### EXERCISE INSTRUCTIONS:
Every line of the material below must be repeated exactly.

─── PROVIDED RECORDS ───

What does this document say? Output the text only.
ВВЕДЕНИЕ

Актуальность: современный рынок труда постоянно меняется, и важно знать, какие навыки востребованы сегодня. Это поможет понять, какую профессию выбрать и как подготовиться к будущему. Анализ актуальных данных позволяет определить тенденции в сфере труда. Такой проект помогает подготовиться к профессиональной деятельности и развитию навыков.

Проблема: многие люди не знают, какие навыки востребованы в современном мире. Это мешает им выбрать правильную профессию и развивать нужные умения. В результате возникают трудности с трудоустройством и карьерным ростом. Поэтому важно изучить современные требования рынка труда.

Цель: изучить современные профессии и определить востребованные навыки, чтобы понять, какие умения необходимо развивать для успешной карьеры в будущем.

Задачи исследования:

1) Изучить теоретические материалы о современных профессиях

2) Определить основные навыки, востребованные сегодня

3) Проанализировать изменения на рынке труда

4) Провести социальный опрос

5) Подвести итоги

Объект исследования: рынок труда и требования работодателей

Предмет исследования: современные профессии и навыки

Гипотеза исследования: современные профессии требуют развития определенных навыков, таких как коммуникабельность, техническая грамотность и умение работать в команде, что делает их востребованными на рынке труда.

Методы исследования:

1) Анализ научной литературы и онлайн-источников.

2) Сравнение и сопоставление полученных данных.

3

───

### TASK SOLUTION:
What does this document say? Output the text only.
ВВЕДЕНИЕ

Актуальность: современный рынок труда постоянно меняется, и важно знать, какие навыки востребованы сегодня. Это поможет понять, какую профессию выбрать и как подготовиться к будущему. Анализ актуальных данных позволяет определить тенденции в сфере труда. Такой проект помогает подготовиться к профессиональной деятельности и развитию навыков.

Проблема: многие люди не знают, какие навыки востребованы в современном мире. Это мешает им выбрать правильную профессию и развивать нужные умения. В результате возникают трудности с трудоустройством и карьерным ростом. Поэтому важно изучить современные требования рынка труда.

Цель: изучить современные профессии и определить востребованные навыки, чтобы понять, какие умения необходимо развивать для успешной карьеры в будущем.

Задачи исследования:

1) Изучить теоретические материалы о современных профессиях

2) Определить основные навыки, востребованные сегодня

3) Проанализировать изменения на рынке труда

4) Провести социальный опрос

5) Подвести итоги

Объект исследования: рынок труда и требования работодателей

Предмет исследования: современные профессии и навыки

Гипотеза исследования: современные профессии требуют развития определенных навыков, таких как коммуникабельность, техническая грамотность и умение работать в команде, что делает их востребованными на рынке труда.

Методы исследования:

1) Анализ научной литературы и онлайн-источников.

2) Сравнение и сопоставление полученных данных.

3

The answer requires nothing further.